[Dataset entries]
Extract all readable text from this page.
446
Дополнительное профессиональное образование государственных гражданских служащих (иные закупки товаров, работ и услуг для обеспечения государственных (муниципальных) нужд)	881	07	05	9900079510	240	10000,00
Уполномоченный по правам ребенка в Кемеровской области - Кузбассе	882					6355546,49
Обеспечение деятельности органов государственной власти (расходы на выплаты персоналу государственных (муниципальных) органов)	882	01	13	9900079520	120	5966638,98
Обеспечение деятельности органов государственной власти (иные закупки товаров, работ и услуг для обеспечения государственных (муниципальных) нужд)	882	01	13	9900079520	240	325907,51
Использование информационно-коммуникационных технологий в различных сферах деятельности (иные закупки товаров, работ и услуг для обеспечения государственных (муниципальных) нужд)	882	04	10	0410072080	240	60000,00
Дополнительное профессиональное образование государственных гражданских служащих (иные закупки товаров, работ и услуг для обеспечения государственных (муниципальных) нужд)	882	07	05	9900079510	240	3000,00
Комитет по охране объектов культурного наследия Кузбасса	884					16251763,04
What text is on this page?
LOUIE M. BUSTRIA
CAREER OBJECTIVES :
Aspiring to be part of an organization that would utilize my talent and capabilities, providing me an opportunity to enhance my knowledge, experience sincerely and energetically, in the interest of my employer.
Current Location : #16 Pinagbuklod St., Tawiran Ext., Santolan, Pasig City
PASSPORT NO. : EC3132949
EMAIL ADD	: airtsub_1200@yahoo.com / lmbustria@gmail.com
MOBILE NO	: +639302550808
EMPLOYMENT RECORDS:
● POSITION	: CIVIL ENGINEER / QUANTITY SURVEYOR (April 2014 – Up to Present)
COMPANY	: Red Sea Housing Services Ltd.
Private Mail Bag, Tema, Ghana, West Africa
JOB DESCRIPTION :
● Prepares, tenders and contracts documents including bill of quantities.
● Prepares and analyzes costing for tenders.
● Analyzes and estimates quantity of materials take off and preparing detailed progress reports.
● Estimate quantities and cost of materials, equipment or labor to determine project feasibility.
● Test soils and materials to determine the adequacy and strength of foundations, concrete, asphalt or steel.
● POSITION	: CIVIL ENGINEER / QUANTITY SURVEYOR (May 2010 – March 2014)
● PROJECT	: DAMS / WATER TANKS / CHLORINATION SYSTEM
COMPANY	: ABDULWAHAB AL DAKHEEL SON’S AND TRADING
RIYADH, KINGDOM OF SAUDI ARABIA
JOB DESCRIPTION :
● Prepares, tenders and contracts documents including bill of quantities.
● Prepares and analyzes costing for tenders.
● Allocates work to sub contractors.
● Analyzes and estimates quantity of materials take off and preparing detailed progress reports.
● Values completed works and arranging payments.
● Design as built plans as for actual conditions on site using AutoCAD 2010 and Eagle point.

(Instructions for the task):
Repeat the preceding lines exactly, please, every one of them.

(The solution):
Extract all readable text from this page.
446
Дополнительное профессиональное образование государственных гражданских служащих (иные закупки товаров, работ и услуг для обеспечения государственных (муниципальных) нужд)	881	07	05	9900079510	240	10000,00
Уполномоченный по правам ребенка в Кемеровской области - Кузбассе	882					6355546,49
Обеспечение деятельности органов государственной власти (расходы на выплаты персоналу государственных (муниципальных) органов)	882	01	13	9900079520	120	5966638,98
Обеспечение деятельности органов государственной власти (иные закупки товаров, работ и услуг для обеспечения государственных (муниципальных) нужд)	882	01	13	9900079520	240	325907,51
Использование информационно-коммуникационных технологий в различных сферах деятельности (иные закупки товаров, работ и услуг для обеспечения государственных (муниципальных) нужд)	882	04	10	0410072080	240	60000,00
Дополнительное профессиональное образование государственных гражданских служащих (иные закупки товаров, работ и услуг для обеспечения государственных (муниципальных) нужд)	882	07	05	9900079510	240	3000,00
Комитет по охране объектов культурного наследия Кузбасса	884					16251763,04
What text is on this page?
LOUIE M. BUSTRIA
CAREER OBJECTIVES :
Aspiring to be part of an organization that would utilize my talent and capabilities, providing me an opportunity to enhance my knowledge, experience sincerely and energetically, in the interest of my employer.
Current Location : #16 Pinagbuklod St., Tawiran Ext., Santolan, Pasig City
PASSPORT NO. : EC3132949
EMAIL ADD	: airtsub_1200@yahoo.com / lmbustria@gmail.com
MOBILE NO	: +639302550808
EMPLOYMENT RECORDS:
● POSITION	: CIVIL ENGINEER / QUANTITY SURVEYOR (April 2014 – Up to Present)
COMPANY	: Red Sea Housing Services Ltd.
Private Mail Bag, Tema, Ghana, West Africa
JOB DESCRIPTION :
● Prepares, tenders and contracts documents including bill of quantities.
● Prepares and analyzes costing for tenders.
● Analyzes and estimates quantity of materials take off and preparing detailed progress reports.
● Estimate quantities and cost of materials, equipment or labor to determine project feasibility.
● Test soils and materials to determine the adequacy and strength of foundations, concrete, asphalt or steel.
● POSITION	: CIVIL ENGINEER / QUANTITY SURVEYOR (May 2010 – March 2014)
● PROJECT	: DAMS / WATER TANKS / CHLORINATION SYSTEM
COMPANY	: ABDULWAHAB AL DAKHEEL SON’S AND TRADING
RIYADH, KINGDOM OF SAUDI ARABIA
JOB DESCRIPTION :
● Prepares, tenders and contracts documents including bill of quantities.
● Prepares and analyzes costing for tenders.
● Allocates work to sub contractors.
● Analyzes and estimates quantity of materials take off and preparing detailed progress reports.
● Values completed works and arranging payments.
● Design as built plans as for actual conditions on site using AutoCAD 2010 and Eagle point.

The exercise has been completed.